**Aim:** Exactly reproduce each line of the listing that follows.

* begin Stored records *

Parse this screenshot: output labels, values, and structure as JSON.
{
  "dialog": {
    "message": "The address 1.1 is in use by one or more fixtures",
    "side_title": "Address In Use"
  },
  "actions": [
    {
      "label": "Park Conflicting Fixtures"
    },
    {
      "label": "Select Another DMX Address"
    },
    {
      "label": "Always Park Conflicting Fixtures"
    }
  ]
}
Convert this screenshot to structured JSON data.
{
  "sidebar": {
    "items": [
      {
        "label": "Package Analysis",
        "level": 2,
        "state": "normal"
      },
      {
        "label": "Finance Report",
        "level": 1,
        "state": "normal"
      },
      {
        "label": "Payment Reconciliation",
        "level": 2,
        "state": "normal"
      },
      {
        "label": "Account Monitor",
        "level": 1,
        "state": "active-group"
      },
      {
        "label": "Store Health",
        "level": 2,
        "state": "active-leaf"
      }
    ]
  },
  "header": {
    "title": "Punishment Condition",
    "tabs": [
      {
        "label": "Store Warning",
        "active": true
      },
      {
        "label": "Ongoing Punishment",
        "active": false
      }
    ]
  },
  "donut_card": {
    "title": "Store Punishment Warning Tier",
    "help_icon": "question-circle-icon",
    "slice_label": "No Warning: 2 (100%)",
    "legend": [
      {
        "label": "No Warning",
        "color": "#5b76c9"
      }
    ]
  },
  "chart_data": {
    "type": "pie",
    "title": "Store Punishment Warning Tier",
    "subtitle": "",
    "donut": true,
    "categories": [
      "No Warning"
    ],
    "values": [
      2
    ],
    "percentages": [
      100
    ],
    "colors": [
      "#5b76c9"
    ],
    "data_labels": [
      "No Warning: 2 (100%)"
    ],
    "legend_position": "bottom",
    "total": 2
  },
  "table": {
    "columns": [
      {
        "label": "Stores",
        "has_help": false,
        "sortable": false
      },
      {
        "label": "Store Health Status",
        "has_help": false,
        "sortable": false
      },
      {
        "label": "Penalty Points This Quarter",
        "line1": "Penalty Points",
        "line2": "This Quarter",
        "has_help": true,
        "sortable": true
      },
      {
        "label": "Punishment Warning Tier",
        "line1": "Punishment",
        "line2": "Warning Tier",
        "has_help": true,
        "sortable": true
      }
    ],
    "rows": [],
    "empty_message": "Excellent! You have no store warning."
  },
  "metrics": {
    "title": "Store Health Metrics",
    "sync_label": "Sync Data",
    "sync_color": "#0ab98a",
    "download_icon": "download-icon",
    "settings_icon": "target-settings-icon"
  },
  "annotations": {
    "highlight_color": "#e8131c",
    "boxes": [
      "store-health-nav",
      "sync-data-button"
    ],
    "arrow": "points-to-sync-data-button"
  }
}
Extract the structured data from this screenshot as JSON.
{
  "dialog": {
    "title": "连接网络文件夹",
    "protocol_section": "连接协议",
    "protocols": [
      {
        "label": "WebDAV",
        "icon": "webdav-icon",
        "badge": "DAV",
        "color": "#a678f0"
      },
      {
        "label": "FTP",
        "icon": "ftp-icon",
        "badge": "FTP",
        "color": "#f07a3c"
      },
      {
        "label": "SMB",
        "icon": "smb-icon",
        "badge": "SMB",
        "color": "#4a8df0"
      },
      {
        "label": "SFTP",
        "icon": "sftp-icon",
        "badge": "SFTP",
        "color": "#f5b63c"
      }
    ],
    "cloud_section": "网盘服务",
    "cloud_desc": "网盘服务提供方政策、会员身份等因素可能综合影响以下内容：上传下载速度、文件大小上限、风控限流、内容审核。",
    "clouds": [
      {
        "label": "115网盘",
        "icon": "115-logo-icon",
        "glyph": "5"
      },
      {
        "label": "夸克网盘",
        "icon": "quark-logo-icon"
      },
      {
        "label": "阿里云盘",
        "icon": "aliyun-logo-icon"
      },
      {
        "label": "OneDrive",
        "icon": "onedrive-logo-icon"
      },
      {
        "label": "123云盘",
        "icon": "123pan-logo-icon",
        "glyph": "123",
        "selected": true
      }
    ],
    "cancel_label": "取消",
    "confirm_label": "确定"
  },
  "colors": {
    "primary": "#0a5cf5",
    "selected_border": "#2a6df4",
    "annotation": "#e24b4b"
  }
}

* end Stored records *

**Solution for this exercise:**
Parse this screenshot: output labels, values, and structure as JSON.
{
  "dialog": {
    "message": "The address 1.1 is in use by one or more fixtures",
    "side_title": "Address In Use"
  },
  "actions": [
    {
      "label": "Park Conflicting Fixtures"
    },
    {
      "label": "Select Another DMX Address"
    },
    {
      "label": "Always Park Conflicting Fixtures"
    }
  ]
}
Convert this screenshot to structured JSON data.
{
  "sidebar": {
    "items": [
      {
        "label": "Package Analysis",
        "level": 2,
        "state": "normal"
      },
      {
        "label": "Finance Report",
        "level": 1,
        "state": "normal"
      },
      {
        "label": "Payment Reconciliation",
        "level": 2,
        "state": "normal"
      },
      {
        "label": "Account Monitor",
        "level": 1,
        "state": "active-group"
      },
      {
        "label": "Store Health",
        "level": 2,
        "state": "active-leaf"
      }
    ]
  },
  "header": {
    "title": "Punishment Condition",
    "tabs": [
      {
        "label": "Store Warning",
        "active": true
      },
      {
        "label": "Ongoing Punishment",
        "active": false
      }
    ]
  },
  "donut_card": {
    "title": "Store Punishment Warning Tier",
    "help_icon": "question-circle-icon",
    "slice_label": "No Warning: 2 (100%)",
    "legend": [
      {
        "label": "No Warning",
        "color": "#5b76c9"
      }
    ]
  },
  "chart_data": {
    "type": "pie",
    "title": "Store Punishment Warning Tier",
    "subtitle": "",
    "donut": true,
    "categories": [
      "No Warning"
    ],
    "values": [
      2
    ],
    "percentages": [
      100
    ],
    "colors": [
      "#5b76c9"
    ],
    "data_labels": [
      "No Warning: 2 (100%)"
    ],
    "legend_position": "bottom",
    "total": 2
  },
  "table": {
    "columns": [
      {
        "label": "Stores",
        "has_help": false,
        "sortable": false
      },
      {
        "label": "Store Health Status",
        "has_help": false,
        "sortable": false
      },
      {
        "label": "Penalty Points This Quarter",
        "line1": "Penalty Points",
        "line2": "This Quarter",
        "has_help": true,
        "sortable": true
      },
      {
        "label": "Punishment Warning Tier",
        "line1": "Punishment",
        "line2": "Warning Tier",
        "has_help": true,
        "sortable": true
      }
    ],
    "rows": [],
    "empty_message": "Excellent! You have no store warning."
  },
  "metrics": {
    "title": "Store Health Metrics",
    "sync_label": "Sync Data",
    "sync_color": "#0ab98a",
    "download_icon": "download-icon",
    "settings_icon": "target-settings-icon"
  },
  "annotations": {
    "highlight_color": "#e8131c",
    "boxes": [
      "store-health-nav",
      "sync-data-button"
    ],
    "arrow": "points-to-sync-data-button"
  }
}
Extract the structured data from this screenshot as JSON.
{
  "dialog": {
    "title": "连接网络文件夹",
    "protocol_section": "连接协议",
    "protocols": [
      {
        "label": "WebDAV",
        "icon": "webdav-icon",
        "badge": "DAV",
        "color": "#a678f0"
      },
      {
        "label": "FTP",
        "icon": "ftp-icon",
        "badge": "FTP",
        "color": "#f07a3c"
      },
      {
        "label": "SMB",
        "icon": "smb-icon",
        "badge": "SMB",
        "color": "#4a8df0"
      },
      {
        "label": "SFTP",
        "icon": "sftp-icon",
        "badge": "SFTP",
        "color": "#f5b63c"
      }
    ],
    "cloud_section": "网盘服务",
    "cloud_desc": "网盘服务提供方政策、会员身份等因素可能综合影响以下内容：上传下载速度、文件大小上限、风控限流、内容审核。",
    "clouds": [
      {
        "label": "115网盘",
        "icon": "115-logo-icon",
        "glyph": "5"
      },
      {
        "label": "夸克网盘",
        "icon": "quark-logo-icon"
      },
      {
        "label": "阿里云盘",
        "icon": "aliyun-logo-icon"
      },
      {
        "label": "OneDrive",
        "icon": "onedrive-logo-icon"
      },
      {
        "label": "123云盘",
        "icon": "123pan-logo-icon",
        "glyph": "123",
        "selected": true
      }
    ],
    "cancel_label": "取消",
    "confirm_label": "确定"
  },
  "colors": {
    "primary": "#0a5cf5",
    "selected_border": "#2a6df4",
    "annotation": "#e24b4b"
  }
}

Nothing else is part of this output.